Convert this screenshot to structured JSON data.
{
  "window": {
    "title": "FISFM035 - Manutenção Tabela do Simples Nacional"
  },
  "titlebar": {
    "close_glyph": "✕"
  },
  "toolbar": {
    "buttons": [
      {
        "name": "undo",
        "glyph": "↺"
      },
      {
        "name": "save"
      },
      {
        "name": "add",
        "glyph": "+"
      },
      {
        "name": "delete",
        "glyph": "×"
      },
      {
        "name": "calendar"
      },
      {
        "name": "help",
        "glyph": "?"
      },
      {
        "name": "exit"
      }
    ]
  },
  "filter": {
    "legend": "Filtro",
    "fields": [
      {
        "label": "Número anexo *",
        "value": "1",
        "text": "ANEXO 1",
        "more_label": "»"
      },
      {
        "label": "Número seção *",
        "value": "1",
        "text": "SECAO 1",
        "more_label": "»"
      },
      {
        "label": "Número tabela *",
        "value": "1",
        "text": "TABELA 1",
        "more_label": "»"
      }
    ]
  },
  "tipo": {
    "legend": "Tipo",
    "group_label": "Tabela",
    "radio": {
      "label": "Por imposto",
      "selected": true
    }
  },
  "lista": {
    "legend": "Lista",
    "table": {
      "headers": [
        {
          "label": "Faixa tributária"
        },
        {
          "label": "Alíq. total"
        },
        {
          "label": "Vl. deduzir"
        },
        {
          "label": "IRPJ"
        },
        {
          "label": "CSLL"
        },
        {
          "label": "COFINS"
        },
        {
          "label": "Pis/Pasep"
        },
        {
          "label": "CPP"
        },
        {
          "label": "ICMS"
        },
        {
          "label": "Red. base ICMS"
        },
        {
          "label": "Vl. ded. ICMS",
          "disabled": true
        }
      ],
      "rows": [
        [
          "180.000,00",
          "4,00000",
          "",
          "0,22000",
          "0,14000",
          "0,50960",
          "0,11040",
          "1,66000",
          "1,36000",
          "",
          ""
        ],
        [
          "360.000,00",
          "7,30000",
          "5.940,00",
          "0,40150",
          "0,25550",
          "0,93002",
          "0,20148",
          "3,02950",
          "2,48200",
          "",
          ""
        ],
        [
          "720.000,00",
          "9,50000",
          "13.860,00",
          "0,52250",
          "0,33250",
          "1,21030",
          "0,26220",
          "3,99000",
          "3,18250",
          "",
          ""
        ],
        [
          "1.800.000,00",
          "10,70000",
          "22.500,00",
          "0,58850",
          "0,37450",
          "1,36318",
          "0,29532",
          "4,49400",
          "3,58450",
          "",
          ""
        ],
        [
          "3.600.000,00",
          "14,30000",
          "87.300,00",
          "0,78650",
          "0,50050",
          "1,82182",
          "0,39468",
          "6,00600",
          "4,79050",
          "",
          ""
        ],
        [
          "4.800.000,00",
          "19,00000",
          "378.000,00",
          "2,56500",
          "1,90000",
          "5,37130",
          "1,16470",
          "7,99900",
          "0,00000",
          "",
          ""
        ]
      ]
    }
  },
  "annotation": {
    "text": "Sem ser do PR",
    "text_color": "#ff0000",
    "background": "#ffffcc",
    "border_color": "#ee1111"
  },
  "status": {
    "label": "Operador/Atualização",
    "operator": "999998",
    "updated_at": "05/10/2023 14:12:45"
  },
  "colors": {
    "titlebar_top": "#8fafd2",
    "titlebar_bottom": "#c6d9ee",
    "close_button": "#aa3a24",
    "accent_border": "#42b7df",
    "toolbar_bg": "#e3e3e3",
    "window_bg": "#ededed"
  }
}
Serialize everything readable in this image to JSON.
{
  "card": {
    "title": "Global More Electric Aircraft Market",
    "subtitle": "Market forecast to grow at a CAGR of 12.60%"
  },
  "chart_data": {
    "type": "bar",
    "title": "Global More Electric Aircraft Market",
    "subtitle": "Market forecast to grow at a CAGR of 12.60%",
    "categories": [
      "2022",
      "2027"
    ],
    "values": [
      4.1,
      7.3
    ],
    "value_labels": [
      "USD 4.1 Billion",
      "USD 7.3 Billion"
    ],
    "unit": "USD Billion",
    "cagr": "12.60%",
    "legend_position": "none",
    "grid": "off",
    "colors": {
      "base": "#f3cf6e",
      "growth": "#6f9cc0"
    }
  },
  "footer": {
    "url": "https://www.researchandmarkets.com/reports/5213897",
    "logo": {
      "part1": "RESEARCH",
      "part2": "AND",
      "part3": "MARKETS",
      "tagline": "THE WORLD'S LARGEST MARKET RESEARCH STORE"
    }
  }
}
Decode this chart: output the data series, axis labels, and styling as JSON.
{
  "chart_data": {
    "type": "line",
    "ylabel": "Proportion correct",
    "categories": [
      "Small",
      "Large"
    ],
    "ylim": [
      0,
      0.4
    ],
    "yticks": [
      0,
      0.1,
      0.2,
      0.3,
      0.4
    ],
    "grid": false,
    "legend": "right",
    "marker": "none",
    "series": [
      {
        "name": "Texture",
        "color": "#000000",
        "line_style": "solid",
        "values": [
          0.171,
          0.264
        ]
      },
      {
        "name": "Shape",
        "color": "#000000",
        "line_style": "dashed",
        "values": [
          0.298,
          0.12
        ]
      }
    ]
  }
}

» **TASK OBJECTIVE**
Type out the material again exactly as presented.

» **RESULT**
Convert this screenshot to structured JSON data.
{
  "window": {
    "title": "FISFM035 - Manutenção Tabela do Simples Nacional"
  },
  "titlebar": {
    "close_glyph": "✕"
  },
  "toolbar": {
    "buttons": [
      {
        "name": "undo",
        "glyph": "↺"
      },
      {
        "name": "save"
      },
      {
        "name": "add",
        "glyph": "+"
      },
      {
        "name": "delete",
        "glyph": "×"
      },
      {
        "name": "calendar"
      },
      {
        "name": "help",
        "glyph": "?"
      },
      {
        "name": "exit"
      }
    ]
  },
  "filter": {
    "legend": "Filtro",
    "fields": [
      {
        "label": "Número anexo *",
        "value": "1",
        "text": "ANEXO 1",
        "more_label": "»"
      },
      {
        "label": "Número seção *",
        "value": "1",
        "text": "SECAO 1",
        "more_label": "»"
      },
      {
        "label": "Número tabela *",
        "value": "1",
        "text": "TABELA 1",
        "more_label": "»"
      }
    ]
  },
  "tipo": {
    "legend": "Tipo",
    "group_label": "Tabela",
    "radio": {
      "label": "Por imposto",
      "selected": true
    }
  },
  "lista": {
    "legend": "Lista",
    "table": {
      "headers": [
        {
          "label": "Faixa tributária"
        },
        {
          "label": "Alíq. total"
        },
        {
          "label": "Vl. deduzir"
        },
        {
          "label": "IRPJ"
        },
        {
          "label": "CSLL"
        },
        {
          "label": "COFINS"
        },
        {
          "label": "Pis/Pasep"
        },
        {
          "label": "CPP"
        },
        {
          "label": "ICMS"
        },
        {
          "label": "Red. base ICMS"
        },
        {
          "label": "Vl. ded. ICMS",
          "disabled": true
        }
      ],
      "rows": [
        [
          "180.000,00",
          "4,00000",
          "",
          "0,22000",
          "0,14000",
          "0,50960",
          "0,11040",
          "1,66000",
          "1,36000",
          "",
          ""
        ],
        [
          "360.000,00",
          "7,30000",
          "5.940,00",
          "0,40150",
          "0,25550",
          "0,93002",
          "0,20148",
          "3,02950",
          "2,48200",
          "",
          ""
        ],
        [
          "720.000,00",
          "9,50000",
          "13.860,00",
          "0,52250",
          "0,33250",
          "1,21030",
          "0,26220",
          "3,99000",
          "3,18250",
          "",
          ""
        ],
        [
          "1.800.000,00",
          "10,70000",
          "22.500,00",
          "0,58850",
          "0,37450",
          "1,36318",
          "0,29532",
          "4,49400",
          "3,58450",
          "",
          ""
        ],
        [
          "3.600.000,00",
          "14,30000",
          "87.300,00",
          "0,78650",
          "0,50050",
          "1,82182",
          "0,39468",
          "6,00600",
          "4,79050",
          "",
          ""
        ],
        [
          "4.800.000,00",
          "19,00000",
          "378.000,00",
          "2,56500",
          "1,90000",
          "5,37130",
          "1,16470",
          "7,99900",
          "0,00000",
          "",
          ""
        ]
      ]
    }
  },
  "annotation": {
    "text": "Sem ser do PR",
    "text_color": "#ff0000",
    "background": "#ffffcc",
    "border_color": "#ee1111"
  },
  "status": {
    "label": "Operador/Atualização",
    "operator": "999998",
    "updated_at": "05/10/2023 14:12:45"
  },
  "colors": {
    "titlebar_top": "#8fafd2",
    "titlebar_bottom": "#c6d9ee",
    "close_button": "#aa3a24",
    "accent_border": "#42b7df",
    "toolbar_bg": "#e3e3e3",
    "window_bg": "#ededed"
  }
}
Serialize everything readable in this image to JSON.
{
  "card": {
    "title": "Global More Electric Aircraft Market",
    "subtitle": "Market forecast to grow at a CAGR of 12.60%"
  },
  "chart_data": {
    "type": "bar",
    "title": "Global More Electric Aircraft Market",
    "subtitle": "Market forecast to grow at a CAGR of 12.60%",
    "categories": [
      "2022",
      "2027"
    ],
    "values": [
      4.1,
      7.3
    ],
    "value_labels": [
      "USD 4.1 Billion",
      "USD 7.3 Billion"
    ],
    "unit": "USD Billion",
    "cagr": "12.60%",
    "legend_position": "none",
    "grid": "off",
    "colors": {
      "base": "#f3cf6e",
      "growth": "#6f9cc0"
    }
  },
  "footer": {
    "url": "https://www.researchandmarkets.com/reports/5213897",
    "logo": {
      "part1": "RESEARCH",
      "part2": "AND",
      "part3": "MARKETS",
      "tagline": "THE WORLD'S LARGEST MARKET RESEARCH STORE"
    }
  }
}
Decode this chart: output the data series, axis labels, and styling as JSON.
{
  "chart_data": {
    "type": "line",
    "ylabel": "Proportion correct",
    "categories": [
      "Small",
      "Large"
    ],
    "ylim": [
      0,
      0.4
    ],
    "yticks": [
      0,
      0.1,
      0.2,
      0.3,
      0.4
    ],
    "grid": false,
    "legend": "right",
    "marker": "none",
    "series": [
      {
        "name": "Texture",
        "color": "#000000",
        "line_style": "solid",
        "values": [
          0.171,
          0.264
        ]
      },
      {
        "name": "Shape",
        "color": "#000000",
        "line_style": "dashed",
        "values": [
          0.298,
          0.12
        ]
      }
    ]
  }
}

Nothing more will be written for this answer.